- What this task involves -
Print the records below exactly as they appear.
## begin Records for this task
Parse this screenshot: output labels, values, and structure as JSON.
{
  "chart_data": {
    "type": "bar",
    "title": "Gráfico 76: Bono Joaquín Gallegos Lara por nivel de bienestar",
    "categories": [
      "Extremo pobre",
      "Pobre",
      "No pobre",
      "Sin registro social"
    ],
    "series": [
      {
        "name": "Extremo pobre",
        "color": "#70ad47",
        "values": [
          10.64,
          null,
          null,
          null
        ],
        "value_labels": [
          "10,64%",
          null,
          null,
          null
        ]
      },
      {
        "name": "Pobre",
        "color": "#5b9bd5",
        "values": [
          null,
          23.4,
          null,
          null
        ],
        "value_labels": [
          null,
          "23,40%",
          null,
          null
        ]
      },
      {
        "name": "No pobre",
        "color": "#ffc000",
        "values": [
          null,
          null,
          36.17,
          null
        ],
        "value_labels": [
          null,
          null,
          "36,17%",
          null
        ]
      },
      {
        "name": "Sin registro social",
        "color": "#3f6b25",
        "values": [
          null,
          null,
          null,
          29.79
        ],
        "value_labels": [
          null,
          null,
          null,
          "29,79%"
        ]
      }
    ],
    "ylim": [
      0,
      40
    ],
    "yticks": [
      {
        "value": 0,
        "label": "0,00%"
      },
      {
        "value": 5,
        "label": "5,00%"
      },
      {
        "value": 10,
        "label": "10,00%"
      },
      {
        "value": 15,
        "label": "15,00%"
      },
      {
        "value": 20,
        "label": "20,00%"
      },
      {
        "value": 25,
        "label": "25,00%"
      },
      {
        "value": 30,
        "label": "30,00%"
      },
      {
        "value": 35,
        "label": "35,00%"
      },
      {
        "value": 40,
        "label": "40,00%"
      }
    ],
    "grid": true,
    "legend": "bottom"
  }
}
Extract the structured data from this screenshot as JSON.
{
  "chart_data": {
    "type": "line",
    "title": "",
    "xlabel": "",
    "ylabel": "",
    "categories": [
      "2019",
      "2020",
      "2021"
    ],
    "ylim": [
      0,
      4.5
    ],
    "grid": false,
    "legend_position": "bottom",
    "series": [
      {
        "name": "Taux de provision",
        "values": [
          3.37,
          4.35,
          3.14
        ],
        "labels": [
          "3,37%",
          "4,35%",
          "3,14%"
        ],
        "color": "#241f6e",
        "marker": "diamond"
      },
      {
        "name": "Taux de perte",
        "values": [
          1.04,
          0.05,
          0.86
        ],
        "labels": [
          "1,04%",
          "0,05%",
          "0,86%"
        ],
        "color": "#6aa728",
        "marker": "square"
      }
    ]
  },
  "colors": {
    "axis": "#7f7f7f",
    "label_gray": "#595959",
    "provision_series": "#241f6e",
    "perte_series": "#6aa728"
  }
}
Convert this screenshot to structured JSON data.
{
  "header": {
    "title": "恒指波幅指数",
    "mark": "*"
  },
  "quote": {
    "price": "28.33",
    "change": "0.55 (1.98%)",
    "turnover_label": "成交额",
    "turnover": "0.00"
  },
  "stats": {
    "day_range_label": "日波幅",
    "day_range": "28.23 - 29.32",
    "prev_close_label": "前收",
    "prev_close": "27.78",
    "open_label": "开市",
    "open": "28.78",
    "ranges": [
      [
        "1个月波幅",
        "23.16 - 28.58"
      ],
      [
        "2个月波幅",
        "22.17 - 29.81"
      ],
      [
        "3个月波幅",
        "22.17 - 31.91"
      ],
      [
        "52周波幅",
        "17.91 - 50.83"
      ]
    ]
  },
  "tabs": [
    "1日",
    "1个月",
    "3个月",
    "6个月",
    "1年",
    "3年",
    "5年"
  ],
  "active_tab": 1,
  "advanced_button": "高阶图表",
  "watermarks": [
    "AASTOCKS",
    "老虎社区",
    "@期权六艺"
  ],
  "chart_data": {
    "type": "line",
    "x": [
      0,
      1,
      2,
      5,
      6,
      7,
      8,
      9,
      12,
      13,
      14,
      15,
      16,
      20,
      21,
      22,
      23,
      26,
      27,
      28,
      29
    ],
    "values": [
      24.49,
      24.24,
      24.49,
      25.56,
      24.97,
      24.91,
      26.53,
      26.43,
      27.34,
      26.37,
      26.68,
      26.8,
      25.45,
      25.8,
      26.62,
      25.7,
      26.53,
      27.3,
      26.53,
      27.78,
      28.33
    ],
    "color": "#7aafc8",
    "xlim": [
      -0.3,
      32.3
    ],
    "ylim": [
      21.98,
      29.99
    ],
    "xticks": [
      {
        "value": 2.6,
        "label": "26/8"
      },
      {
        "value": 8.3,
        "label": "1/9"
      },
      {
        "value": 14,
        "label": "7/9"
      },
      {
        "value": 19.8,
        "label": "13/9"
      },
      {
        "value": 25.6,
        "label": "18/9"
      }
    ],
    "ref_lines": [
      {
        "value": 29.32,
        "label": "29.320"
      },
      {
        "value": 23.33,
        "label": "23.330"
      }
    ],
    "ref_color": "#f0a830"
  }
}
## end Records for this task
- Output for this task -
Parse this screenshot: output labels, values, and structure as JSON.
{
  "chart_data": {
    "type": "bar",
    "title": "Gráfico 76: Bono Joaquín Gallegos Lara por nivel de bienestar",
    "categories": [
      "Extremo pobre",
      "Pobre",
      "No pobre",
      "Sin registro social"
    ],
    "series": [
      {
        "name": "Extremo pobre",
        "color": "#70ad47",
        "values": [
          10.64,
          null,
          null,
          null
        ],
        "value_labels": [
          "10,64%",
          null,
          null,
          null
        ]
      },
      {
        "name": "Pobre",
        "color": "#5b9bd5",
        "values": [
          null,
          23.4,
          null,
          null
        ],
        "value_labels": [
          null,
          "23,40%",
          null,
          null
        ]
      },
      {
        "name": "No pobre",
        "color": "#ffc000",
        "values": [
          null,
          null,
          36.17,
          null
        ],
        "value_labels": [
          null,
          null,
          "36,17%",
          null
        ]
      },
      {
        "name": "Sin registro social",
        "color": "#3f6b25",
        "values": [
          null,
          null,
          null,
          29.79
        ],
        "value_labels": [
          null,
          null,
          null,
          "29,79%"
        ]
      }
    ],
    "ylim": [
      0,
      40
    ],
    "yticks": [
      {
        "value": 0,
        "label": "0,00%"
      },
      {
        "value": 5,
        "label": "5,00%"
      },
      {
        "value": 10,
        "label": "10,00%"
      },
      {
        "value": 15,
        "label": "15,00%"
      },
      {
        "value": 20,
        "label": "20,00%"
      },
      {
        "value": 25,
        "label": "25,00%"
      },
      {
        "value": 30,
        "label": "30,00%"
      },
      {
        "value": 35,
        "label": "35,00%"
      },
      {
        "value": 40,
        "label": "40,00%"
      }
    ],
    "grid": true,
    "legend": "bottom"
  }
}
Extract the structured data from this screenshot as JSON.
{
  "chart_data": {
    "type": "line",
    "title": "",
    "xlabel": "",
    "ylabel": "",
    "categories": [
      "2019",
      "2020",
      "2021"
    ],
    "ylim": [
      0,
      4.5
    ],
    "grid": false,
    "legend_position": "bottom",
    "series": [
      {
        "name": "Taux de provision",
        "values": [
          3.37,
          4.35,
          3.14
        ],
        "labels": [
          "3,37%",
          "4,35%",
          "3,14%"
        ],
        "color": "#241f6e",
        "marker": "diamond"
      },
      {
        "name": "Taux de perte",
        "values": [
          1.04,
          0.05,
          0.86
        ],
        "labels": [
          "1,04%",
          "0,05%",
          "0,86%"
        ],
        "color": "#6aa728",
        "marker": "square"
      }
    ]
  },
  "colors": {
    "axis": "#7f7f7f",
    "label_gray": "#595959",
    "provision_series": "#241f6e",
    "perte_series": "#6aa728"
  }
}
Convert this screenshot to structured JSON data.
{
  "header": {
    "title": "恒指波幅指数",
    "mark": "*"
  },
  "quote": {
    "price": "28.33",
    "change": "0.55 (1.98%)",
    "turnover_label": "成交额",
    "turnover": "0.00"
  },
  "stats": {
    "day_range_label": "日波幅",
    "day_range": "28.23 - 29.32",
    "prev_close_label": "前收",
    "prev_close": "27.78",
    "open_label": "开市",
    "open": "28.78",
    "ranges": [
      [
        "1个月波幅",
        "23.16 - 28.58"
      ],
      [
        "2个月波幅",
        "22.17 - 29.81"
      ],
      [
        "3个月波幅",
        "22.17 - 31.91"
      ],
      [
        "52周波幅",
        "17.91 - 50.83"
      ]
    ]
  },
  "tabs": [
    "1日",
    "1个月",
    "3个月",
    "6个月",
    "1年",
    "3年",
    "5年"
  ],
  "active_tab": 1,
  "advanced_button": "高阶图表",
  "watermarks": [
    "AASTOCKS",
    "老虎社区",
    "@期权六艺"
  ],
  "chart_data": {
    "type": "line",
    "x": [
      0,
      1,
      2,
      5,
      6,
      7,
      8,
      9,
      12,
      13,
      14,
      15,
      16,
      20,
      21,
      22,
      23,
      26,
      27,
      28,
      29
    ],
    "values": [
      24.49,
      24.24,
      24.49,
      25.56,
      24.97,
      24.91,
      26.53,
      26.43,
      27.34,
      26.37,
      26.68,
      26.8,
      25.45,
      25.8,
      26.62,
      25.7,
      26.53,
      27.3,
      26.53,
      27.78,
      28.33
    ],
    "color": "#7aafc8",
    "xlim": [
      -0.3,
      32.3
    ],
    "ylim": [
      21.98,
      29.99
    ],
    "xticks": [
      {
        "value": 2.6,
        "label": "26/8"
      },
      {
        "value": 8.3,
        "label": "1/9"
      },
      {
        "value": 14,
        "label": "7/9"
      },
      {
        "value": 19.8,
        "label": "13/9"
      },
      {
        "value": 25.6,
        "label": "18/9"
      }
    ],
    "ref_lines": [
      {
        "value": 29.32,
        "label": "29.320"
      },
      {
        "value": 23.33,
        "label": "23.330"
      }
    ],
    "ref_color": "#f0a830"
  }
}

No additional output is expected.